* _Dataset entries_
- - - - - - -

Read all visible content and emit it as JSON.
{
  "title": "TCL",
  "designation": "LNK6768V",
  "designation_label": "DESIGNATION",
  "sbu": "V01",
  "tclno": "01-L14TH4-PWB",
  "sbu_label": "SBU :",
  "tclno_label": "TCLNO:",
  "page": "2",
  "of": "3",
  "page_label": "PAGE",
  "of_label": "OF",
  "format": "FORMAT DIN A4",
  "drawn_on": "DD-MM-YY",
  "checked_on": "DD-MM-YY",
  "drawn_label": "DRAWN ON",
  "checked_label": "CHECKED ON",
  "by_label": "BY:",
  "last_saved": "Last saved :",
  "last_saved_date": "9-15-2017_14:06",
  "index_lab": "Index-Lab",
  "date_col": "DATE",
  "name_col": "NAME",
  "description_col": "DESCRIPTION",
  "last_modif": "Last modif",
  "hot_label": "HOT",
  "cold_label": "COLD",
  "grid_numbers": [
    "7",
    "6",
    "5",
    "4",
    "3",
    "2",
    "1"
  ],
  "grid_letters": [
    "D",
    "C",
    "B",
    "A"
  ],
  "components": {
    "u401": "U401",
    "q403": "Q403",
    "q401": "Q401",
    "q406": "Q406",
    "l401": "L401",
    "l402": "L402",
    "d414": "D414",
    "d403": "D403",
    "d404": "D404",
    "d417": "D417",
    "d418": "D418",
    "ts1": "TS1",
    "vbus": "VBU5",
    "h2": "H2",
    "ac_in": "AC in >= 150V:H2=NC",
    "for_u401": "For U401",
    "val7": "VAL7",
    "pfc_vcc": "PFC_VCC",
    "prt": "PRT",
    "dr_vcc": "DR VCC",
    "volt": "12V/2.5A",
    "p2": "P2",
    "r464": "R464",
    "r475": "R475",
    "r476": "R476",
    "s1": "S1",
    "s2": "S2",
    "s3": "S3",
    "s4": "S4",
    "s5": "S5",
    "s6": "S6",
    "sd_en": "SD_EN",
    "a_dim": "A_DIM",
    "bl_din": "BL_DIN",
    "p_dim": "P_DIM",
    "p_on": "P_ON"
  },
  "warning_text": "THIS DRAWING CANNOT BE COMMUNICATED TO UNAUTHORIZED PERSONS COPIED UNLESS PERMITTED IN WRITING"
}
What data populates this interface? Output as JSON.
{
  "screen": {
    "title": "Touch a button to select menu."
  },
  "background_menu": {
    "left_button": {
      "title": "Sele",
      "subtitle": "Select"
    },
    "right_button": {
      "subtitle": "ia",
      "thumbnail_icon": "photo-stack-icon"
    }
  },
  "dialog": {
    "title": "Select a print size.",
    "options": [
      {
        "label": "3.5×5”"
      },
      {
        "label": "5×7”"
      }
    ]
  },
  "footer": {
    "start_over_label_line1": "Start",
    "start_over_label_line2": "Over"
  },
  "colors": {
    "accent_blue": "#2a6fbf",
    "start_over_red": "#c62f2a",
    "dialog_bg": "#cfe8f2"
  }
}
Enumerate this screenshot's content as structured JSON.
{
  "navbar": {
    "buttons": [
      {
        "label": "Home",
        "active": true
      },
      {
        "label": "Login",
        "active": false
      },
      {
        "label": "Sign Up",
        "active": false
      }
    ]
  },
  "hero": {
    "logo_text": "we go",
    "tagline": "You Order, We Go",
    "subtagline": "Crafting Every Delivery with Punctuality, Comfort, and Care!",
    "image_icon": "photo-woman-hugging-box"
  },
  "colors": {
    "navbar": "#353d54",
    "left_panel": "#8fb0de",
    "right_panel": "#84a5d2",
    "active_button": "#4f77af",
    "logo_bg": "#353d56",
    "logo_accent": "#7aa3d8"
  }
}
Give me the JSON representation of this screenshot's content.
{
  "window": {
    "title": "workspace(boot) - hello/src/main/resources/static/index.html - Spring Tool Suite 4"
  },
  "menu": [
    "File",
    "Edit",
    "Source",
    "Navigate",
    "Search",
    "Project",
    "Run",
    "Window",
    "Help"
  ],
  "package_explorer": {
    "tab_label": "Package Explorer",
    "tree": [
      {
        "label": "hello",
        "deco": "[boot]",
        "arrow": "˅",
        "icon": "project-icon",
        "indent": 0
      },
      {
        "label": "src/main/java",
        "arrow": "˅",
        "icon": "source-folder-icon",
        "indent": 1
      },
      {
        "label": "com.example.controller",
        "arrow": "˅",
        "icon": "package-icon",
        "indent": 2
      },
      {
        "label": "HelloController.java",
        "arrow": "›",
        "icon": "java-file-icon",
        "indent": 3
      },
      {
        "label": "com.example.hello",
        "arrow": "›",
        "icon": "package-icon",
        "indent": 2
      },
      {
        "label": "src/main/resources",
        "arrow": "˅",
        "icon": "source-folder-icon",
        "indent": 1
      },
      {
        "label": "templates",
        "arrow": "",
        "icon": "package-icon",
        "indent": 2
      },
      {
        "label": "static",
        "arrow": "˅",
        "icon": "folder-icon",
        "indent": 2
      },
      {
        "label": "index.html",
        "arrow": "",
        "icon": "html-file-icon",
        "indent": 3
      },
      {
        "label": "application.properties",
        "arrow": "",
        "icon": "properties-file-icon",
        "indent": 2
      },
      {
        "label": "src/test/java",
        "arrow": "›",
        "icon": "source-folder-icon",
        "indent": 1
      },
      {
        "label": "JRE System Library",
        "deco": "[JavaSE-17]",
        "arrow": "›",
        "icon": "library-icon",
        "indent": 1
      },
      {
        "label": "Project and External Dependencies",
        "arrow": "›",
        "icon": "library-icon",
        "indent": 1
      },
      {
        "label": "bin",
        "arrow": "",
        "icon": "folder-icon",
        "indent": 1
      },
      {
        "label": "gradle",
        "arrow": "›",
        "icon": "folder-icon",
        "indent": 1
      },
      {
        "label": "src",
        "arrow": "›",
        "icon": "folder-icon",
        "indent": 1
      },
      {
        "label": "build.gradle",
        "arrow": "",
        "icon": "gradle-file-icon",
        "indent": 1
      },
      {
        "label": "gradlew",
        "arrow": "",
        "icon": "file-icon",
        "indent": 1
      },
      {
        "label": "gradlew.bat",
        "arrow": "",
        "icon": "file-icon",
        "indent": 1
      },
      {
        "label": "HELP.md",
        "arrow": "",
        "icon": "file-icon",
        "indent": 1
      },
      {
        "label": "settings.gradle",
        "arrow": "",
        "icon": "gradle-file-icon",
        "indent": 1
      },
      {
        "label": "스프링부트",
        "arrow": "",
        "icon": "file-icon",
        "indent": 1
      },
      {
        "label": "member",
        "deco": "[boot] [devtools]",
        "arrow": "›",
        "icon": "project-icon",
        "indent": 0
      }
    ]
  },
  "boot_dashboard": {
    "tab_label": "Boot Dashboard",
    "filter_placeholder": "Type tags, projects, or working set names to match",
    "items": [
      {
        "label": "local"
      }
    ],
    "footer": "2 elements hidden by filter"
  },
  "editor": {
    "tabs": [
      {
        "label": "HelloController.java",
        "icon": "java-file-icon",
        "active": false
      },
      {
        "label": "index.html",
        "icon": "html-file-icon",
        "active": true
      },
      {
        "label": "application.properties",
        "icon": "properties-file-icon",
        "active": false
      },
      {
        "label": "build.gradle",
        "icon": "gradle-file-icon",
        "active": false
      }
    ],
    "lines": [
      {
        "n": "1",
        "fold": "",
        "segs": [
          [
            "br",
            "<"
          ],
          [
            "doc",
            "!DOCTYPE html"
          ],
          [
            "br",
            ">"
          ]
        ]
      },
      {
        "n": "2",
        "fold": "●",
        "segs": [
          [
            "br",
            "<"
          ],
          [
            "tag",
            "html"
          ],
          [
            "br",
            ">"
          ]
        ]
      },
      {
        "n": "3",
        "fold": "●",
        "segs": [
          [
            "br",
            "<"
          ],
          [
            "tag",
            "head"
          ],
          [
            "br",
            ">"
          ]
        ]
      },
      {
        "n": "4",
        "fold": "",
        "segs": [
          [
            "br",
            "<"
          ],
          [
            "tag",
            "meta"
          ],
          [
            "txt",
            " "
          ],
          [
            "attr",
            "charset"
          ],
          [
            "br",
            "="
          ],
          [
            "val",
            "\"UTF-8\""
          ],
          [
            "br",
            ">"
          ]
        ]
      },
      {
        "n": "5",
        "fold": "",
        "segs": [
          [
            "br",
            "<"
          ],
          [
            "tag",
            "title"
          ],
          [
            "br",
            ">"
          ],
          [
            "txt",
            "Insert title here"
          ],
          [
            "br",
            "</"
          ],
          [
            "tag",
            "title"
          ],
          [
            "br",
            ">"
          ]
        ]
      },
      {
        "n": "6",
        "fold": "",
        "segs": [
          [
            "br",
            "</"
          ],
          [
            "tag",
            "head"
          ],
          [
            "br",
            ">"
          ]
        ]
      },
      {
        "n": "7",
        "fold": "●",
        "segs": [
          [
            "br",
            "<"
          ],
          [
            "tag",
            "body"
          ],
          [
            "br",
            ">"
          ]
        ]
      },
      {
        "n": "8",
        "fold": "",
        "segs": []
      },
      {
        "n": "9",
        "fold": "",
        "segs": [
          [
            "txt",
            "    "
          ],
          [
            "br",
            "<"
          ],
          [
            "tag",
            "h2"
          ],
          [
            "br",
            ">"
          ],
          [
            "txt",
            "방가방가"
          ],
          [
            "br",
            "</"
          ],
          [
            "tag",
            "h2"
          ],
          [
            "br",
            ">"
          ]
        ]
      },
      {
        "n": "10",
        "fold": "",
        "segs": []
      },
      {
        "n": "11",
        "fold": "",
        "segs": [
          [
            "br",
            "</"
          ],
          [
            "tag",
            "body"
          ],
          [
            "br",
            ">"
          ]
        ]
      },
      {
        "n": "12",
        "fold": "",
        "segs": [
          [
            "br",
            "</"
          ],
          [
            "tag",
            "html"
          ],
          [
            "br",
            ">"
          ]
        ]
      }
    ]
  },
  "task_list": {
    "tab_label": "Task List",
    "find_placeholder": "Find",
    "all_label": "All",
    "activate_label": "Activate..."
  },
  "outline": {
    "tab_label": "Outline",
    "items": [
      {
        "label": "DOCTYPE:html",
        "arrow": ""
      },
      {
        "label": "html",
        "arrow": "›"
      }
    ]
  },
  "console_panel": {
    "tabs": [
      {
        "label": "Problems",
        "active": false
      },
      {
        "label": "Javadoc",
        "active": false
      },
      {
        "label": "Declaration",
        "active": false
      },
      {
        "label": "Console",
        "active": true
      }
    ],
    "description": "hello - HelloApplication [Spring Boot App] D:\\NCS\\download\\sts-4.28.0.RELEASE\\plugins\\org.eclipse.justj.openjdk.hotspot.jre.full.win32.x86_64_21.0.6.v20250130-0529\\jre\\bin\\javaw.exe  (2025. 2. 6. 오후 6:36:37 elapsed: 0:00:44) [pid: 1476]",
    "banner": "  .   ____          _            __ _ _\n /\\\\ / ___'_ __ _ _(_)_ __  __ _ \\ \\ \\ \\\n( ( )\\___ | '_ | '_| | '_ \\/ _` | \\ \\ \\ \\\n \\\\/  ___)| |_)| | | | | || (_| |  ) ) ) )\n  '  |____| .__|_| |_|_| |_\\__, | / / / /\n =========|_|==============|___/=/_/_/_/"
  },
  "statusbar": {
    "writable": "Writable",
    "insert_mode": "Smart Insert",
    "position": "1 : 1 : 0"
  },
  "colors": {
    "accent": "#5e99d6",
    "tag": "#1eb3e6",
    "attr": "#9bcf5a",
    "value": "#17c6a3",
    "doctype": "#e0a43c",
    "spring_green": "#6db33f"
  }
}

- - - - - - -

* _SHORT EXERCISE_
Pick each line holding the word "JSON" out of the listing.

* _SOLUTION TO THE EXERCISE_
Read all visible content and emit it as JSON.
What data populates this interface? Output as JSON.
Enumerate this screenshot's content as structured JSON.
Give me the JSON representation of this screenshot's content.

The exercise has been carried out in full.